Take each line containing "طابع" and report it exactly as written.

--- start ---

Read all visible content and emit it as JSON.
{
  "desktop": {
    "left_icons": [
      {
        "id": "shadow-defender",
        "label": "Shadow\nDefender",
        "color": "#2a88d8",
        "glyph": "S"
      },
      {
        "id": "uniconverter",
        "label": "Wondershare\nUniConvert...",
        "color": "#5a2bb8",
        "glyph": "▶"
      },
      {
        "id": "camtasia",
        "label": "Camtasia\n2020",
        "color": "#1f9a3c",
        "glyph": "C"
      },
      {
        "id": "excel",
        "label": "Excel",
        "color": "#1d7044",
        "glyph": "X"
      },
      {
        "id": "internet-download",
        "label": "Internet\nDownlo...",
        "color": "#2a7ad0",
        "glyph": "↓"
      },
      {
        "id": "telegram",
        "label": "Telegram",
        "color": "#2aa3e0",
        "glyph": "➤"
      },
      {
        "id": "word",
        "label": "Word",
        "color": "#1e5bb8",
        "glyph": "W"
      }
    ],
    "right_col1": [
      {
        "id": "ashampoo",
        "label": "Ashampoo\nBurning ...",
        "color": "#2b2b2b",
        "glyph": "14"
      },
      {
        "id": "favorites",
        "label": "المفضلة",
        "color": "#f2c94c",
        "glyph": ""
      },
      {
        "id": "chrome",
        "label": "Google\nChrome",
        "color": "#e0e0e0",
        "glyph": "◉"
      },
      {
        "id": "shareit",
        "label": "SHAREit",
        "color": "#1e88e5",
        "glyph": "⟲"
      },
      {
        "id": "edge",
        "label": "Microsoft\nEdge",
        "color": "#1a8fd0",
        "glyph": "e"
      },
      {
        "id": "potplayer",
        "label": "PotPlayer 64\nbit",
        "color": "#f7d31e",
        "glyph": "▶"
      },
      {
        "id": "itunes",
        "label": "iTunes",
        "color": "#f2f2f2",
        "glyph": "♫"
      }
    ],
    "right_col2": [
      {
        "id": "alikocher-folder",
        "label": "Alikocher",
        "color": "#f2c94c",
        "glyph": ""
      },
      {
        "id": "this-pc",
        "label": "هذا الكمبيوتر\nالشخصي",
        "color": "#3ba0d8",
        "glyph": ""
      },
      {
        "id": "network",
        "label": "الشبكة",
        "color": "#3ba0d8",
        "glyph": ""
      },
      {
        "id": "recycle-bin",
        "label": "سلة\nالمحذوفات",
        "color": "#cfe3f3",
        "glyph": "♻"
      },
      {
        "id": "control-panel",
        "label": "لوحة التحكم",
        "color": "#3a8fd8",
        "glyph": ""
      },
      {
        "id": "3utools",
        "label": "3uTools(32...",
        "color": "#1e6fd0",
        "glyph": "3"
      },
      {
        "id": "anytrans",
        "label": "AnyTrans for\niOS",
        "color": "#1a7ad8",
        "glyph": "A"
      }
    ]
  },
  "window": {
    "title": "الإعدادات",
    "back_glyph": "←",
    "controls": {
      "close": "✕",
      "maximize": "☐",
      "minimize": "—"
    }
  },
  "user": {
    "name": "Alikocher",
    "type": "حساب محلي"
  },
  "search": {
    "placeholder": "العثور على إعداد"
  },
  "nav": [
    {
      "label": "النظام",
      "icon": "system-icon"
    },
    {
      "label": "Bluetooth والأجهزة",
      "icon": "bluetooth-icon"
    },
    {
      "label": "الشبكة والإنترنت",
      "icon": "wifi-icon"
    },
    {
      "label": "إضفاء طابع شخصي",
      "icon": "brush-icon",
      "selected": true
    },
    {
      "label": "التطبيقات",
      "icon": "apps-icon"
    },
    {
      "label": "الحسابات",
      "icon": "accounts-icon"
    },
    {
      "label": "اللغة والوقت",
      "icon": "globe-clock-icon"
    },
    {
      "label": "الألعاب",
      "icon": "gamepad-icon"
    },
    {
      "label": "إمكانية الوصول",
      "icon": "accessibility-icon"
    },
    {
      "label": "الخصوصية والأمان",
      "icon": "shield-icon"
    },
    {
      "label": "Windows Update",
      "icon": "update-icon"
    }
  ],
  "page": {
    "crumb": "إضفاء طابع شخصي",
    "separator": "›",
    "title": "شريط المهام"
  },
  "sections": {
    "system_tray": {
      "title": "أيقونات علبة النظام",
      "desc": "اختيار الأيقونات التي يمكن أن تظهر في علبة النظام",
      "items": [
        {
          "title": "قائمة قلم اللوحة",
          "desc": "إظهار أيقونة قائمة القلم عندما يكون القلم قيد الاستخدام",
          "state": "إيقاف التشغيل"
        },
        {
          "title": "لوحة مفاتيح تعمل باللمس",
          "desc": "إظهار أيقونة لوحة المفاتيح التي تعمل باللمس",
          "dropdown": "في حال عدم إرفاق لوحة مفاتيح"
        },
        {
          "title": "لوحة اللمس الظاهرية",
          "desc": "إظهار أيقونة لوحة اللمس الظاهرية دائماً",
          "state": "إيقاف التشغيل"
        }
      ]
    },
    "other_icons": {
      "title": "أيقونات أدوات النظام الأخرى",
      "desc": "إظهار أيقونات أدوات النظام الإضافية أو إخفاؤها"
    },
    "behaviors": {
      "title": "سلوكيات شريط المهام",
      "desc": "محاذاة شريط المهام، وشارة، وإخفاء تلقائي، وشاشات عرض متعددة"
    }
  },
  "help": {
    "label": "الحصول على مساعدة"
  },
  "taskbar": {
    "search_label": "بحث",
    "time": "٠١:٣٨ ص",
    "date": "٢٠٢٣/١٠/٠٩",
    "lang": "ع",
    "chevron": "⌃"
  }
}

--- end ---

Written solution –
      "label": "إضفاء طابع شخصي",
    "crumb": "إضفاء طابع شخصي",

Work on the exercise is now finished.